• Exercise: Print every line of the material below exactly as it appears, changing nothing.

• Provided material:
** START **

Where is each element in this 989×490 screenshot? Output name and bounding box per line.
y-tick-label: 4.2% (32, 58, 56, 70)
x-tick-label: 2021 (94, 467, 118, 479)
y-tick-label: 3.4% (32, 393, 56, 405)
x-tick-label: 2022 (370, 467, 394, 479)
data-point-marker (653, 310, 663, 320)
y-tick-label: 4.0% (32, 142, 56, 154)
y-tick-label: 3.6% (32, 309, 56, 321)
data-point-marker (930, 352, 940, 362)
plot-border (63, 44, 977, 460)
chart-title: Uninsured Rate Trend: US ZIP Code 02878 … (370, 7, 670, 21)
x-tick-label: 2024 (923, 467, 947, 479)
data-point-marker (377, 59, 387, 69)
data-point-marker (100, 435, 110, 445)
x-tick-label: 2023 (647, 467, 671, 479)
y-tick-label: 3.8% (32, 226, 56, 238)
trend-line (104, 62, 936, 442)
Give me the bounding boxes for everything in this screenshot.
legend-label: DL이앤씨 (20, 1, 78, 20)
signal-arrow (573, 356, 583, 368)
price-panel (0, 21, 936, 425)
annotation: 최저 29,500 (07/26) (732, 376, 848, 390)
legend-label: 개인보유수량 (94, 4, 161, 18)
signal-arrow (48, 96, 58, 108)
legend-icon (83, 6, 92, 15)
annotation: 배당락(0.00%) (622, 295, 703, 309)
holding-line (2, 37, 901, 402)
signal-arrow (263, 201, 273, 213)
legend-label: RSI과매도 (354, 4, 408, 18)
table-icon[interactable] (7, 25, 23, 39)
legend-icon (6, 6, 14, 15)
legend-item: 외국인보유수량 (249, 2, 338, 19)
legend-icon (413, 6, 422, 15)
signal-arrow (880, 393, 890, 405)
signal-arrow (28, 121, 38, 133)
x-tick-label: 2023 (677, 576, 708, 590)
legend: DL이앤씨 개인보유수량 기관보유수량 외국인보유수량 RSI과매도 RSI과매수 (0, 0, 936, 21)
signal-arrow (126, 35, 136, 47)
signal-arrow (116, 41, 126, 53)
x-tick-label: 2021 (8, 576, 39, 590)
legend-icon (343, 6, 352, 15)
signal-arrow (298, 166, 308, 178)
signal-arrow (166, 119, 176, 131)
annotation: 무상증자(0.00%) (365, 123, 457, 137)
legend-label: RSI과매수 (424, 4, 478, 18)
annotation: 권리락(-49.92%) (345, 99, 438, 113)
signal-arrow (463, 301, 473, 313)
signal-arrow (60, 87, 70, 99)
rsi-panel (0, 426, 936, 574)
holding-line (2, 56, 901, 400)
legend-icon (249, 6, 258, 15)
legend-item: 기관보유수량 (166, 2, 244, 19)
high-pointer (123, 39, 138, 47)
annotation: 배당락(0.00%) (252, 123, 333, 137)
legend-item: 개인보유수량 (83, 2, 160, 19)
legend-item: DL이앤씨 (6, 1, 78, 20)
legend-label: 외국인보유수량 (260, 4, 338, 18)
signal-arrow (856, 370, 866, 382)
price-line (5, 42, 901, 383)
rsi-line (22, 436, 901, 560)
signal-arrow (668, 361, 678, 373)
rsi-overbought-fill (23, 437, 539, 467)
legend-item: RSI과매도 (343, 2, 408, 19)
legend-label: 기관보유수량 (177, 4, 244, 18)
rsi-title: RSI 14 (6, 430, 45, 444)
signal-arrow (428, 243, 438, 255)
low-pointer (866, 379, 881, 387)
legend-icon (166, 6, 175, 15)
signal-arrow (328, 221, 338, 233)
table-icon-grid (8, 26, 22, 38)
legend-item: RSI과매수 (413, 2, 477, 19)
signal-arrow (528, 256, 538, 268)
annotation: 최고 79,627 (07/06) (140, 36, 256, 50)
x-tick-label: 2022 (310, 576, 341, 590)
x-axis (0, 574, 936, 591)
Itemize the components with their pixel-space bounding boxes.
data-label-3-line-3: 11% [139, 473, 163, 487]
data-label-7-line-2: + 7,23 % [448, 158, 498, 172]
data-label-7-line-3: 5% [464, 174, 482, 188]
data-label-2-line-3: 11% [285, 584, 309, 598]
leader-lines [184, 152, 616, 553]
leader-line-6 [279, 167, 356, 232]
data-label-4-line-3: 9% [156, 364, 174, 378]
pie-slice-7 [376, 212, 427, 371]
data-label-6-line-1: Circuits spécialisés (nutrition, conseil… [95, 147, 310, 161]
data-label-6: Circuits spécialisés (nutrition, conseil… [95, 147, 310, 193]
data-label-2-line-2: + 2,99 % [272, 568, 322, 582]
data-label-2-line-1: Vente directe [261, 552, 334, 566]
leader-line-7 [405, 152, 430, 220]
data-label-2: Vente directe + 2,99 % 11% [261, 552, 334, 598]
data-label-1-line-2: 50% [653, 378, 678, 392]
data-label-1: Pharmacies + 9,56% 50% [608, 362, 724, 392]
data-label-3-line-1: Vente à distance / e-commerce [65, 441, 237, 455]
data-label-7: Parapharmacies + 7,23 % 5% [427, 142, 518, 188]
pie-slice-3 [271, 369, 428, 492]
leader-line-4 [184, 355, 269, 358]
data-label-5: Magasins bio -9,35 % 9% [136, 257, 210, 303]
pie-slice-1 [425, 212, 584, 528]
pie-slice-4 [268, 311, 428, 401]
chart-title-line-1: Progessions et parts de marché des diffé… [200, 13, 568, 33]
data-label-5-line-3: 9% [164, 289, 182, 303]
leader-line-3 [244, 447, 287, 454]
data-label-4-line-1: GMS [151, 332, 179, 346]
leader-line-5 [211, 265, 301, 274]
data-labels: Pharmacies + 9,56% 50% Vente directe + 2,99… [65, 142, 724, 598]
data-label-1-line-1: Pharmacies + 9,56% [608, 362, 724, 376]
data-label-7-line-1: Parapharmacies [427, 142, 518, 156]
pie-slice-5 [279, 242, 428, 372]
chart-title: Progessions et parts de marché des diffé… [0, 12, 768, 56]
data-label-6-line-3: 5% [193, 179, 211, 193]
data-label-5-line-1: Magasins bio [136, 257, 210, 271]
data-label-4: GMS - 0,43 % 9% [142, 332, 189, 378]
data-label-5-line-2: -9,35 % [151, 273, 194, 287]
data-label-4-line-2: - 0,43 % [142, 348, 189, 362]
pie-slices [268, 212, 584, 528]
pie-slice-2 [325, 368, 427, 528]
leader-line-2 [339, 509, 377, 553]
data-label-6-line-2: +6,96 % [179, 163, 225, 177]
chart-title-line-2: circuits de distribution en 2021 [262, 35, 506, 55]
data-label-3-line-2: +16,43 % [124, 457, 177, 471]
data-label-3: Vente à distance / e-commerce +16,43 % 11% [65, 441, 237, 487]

** END **

• Written solution:
Where is each element in this 989×490 screenshot? Output name and bounding box per line.
y-tick-label: 4.2% (32, 58, 56, 70)
x-tick-label: 2021 (94, 467, 118, 479)
y-tick-label: 3.4% (32, 393, 56, 405)
x-tick-label: 2022 (370, 467, 394, 479)
data-point-marker (653, 310, 663, 320)
y-tick-label: 4.0% (32, 142, 56, 154)
y-tick-label: 3.6% (32, 309, 56, 321)
data-point-marker (930, 352, 940, 362)
plot-border (63, 44, 977, 460)
chart-title: Uninsured Rate Trend: US ZIP Code 02878 … (370, 7, 670, 21)
x-tick-label: 2024 (923, 467, 947, 479)
data-point-marker (377, 59, 387, 69)
data-point-marker (100, 435, 110, 445)
x-tick-label: 2023 (647, 467, 671, 479)
y-tick-label: 3.8% (32, 226, 56, 238)
trend-line (104, 62, 936, 442)
Give me the bounding boxes for everything in this screenshot.
legend-label: DL이앤씨 (20, 1, 78, 20)
signal-arrow (573, 356, 583, 368)
price-panel (0, 21, 936, 425)
annotation: 최저 29,500 (07/26) (732, 376, 848, 390)
legend-label: 개인보유수량 (94, 4, 161, 18)
signal-arrow (48, 96, 58, 108)
legend-icon (83, 6, 92, 15)
annotation: 배당락(0.00%) (622, 295, 703, 309)
holding-line (2, 37, 901, 402)
signal-arrow (263, 201, 273, 213)
legend-label: RSI과매도 (354, 4, 408, 18)
table-icon[interactable] (7, 25, 23, 39)
legend-icon (6, 6, 14, 15)
legend-item: 외국인보유수량 (249, 2, 338, 19)
legend-icon (413, 6, 422, 15)
signal-arrow (880, 393, 890, 405)
signal-arrow (28, 121, 38, 133)
x-tick-label: 2023 (677, 576, 708, 590)
legend: DL이앤씨 개인보유수량 기관보유수량 외국인보유수량 RSI과매도 RSI과매수 (0, 0, 936, 21)
signal-arrow (126, 35, 136, 47)
signal-arrow (116, 41, 126, 53)
x-tick-label: 2021 (8, 576, 39, 590)
legend-icon (343, 6, 352, 15)
signal-arrow (298, 166, 308, 178)
signal-arrow (166, 119, 176, 131)
annotation: 무상증자(0.00%) (365, 123, 457, 137)
legend-label: RSI과매수 (424, 4, 478, 18)
annotation: 권리락(-49.92%) (345, 99, 438, 113)
signal-arrow (463, 301, 473, 313)
signal-arrow (60, 87, 70, 99)
rsi-panel (0, 426, 936, 574)
holding-line (2, 56, 901, 400)
legend-icon (249, 6, 258, 15)
legend-item: 기관보유수량 (166, 2, 244, 19)
high-pointer (123, 39, 138, 47)
annotation: 배당락(0.00%) (252, 123, 333, 137)
legend-item: 개인보유수량 (83, 2, 160, 19)
legend-item: DL이앤씨 (6, 1, 78, 20)
legend-label: 외국인보유수량 (260, 4, 338, 18)
signal-arrow (856, 370, 866, 382)
price-line (5, 42, 901, 383)
rsi-line (22, 436, 901, 560)
signal-arrow (668, 361, 678, 373)
rsi-overbought-fill (23, 437, 539, 467)
legend-item: RSI과매도 (343, 2, 408, 19)
legend-label: 기관보유수량 (177, 4, 244, 18)
rsi-title: RSI 14 (6, 430, 45, 444)
signal-arrow (428, 243, 438, 255)
low-pointer (866, 379, 881, 387)
legend-icon (166, 6, 175, 15)
signal-arrow (328, 221, 338, 233)
table-icon-grid (8, 26, 22, 38)
legend-item: RSI과매수 (413, 2, 477, 19)
signal-arrow (528, 256, 538, 268)
annotation: 최고 79,627 (07/06) (140, 36, 256, 50)
x-tick-label: 2022 (310, 576, 341, 590)
x-axis (0, 574, 936, 591)
Itemize the components with their pixel-space bounding boxes.
data-label-3-line-3: 11% [139, 473, 163, 487]
data-label-7-line-2: + 7,23 % [448, 158, 498, 172]
data-label-7-line-3: 5% [464, 174, 482, 188]
data-label-2-line-3: 11% [285, 584, 309, 598]
leader-lines [184, 152, 616, 553]
leader-line-6 [279, 167, 356, 232]
data-label-4-line-3: 9% [156, 364, 174, 378]
pie-slice-7 [376, 212, 427, 371]
data-label-6-line-1: Circuits spécialisés (nutrition, conseil… [95, 147, 310, 161]
data-label-6: Circuits spécialisés (nutrition, conseil… [95, 147, 310, 193]
data-label-2-line-2: + 2,99 % [272, 568, 322, 582]
data-label-2-line-1: Vente directe [261, 552, 334, 566]
leader-line-7 [405, 152, 430, 220]
data-label-2: Vente directe + 2,99 % 11% [261, 552, 334, 598]
data-label-1-line-2: 50% [653, 378, 678, 392]
data-label-1: Pharmacies + 9,56% 50% [608, 362, 724, 392]
data-label-3-line-1: Vente à distance / e-commerce [65, 441, 237, 455]
data-label-7: Parapharmacies + 7,23 % 5% [427, 142, 518, 188]
pie-slice-3 [271, 369, 428, 492]
leader-line-4 [184, 355, 269, 358]
data-label-5: Magasins bio -9,35 % 9% [136, 257, 210, 303]
pie-slice-1 [425, 212, 584, 528]
pie-slice-4 [268, 311, 428, 401]
chart-title-line-1: Progessions et parts de marché des diffé… [200, 13, 568, 33]
data-label-5-line-3: 9% [164, 289, 182, 303]
leader-line-3 [244, 447, 287, 454]
data-label-4-line-1: GMS [151, 332, 179, 346]
leader-line-5 [211, 265, 301, 274]
data-labels: Pharmacies + 9,56% 50% Vente directe + 2,99… [65, 142, 724, 598]
data-label-1-line-1: Pharmacies + 9,56% [608, 362, 724, 376]
data-label-7-line-1: Parapharmacies [427, 142, 518, 156]
pie-slice-5 [279, 242, 428, 372]
chart-title: Progessions et parts de marché des diffé… [0, 12, 768, 56]
data-label-6-line-3: 5% [193, 179, 211, 193]
data-label-5-line-1: Magasins bio [136, 257, 210, 271]
data-label-4: GMS - 0,43 % 9% [142, 332, 189, 378]
data-label-5-line-2: -9,35 % [151, 273, 194, 287]
data-label-4-line-2: - 0,43 % [142, 348, 189, 362]
pie-slices [268, 212, 584, 528]
pie-slice-2 [325, 368, 427, 528]
leader-line-2 [339, 509, 377, 553]
data-label-6-line-2: +6,96 % [179, 163, 225, 177]
chart-title-line-2: circuits de distribution en 2021 [262, 35, 506, 55]
data-label-3-line-2: +16,43 % [124, 457, 177, 471]
data-label-3: Vente à distance / e-commerce +16,43 % 11% [65, 441, 237, 487]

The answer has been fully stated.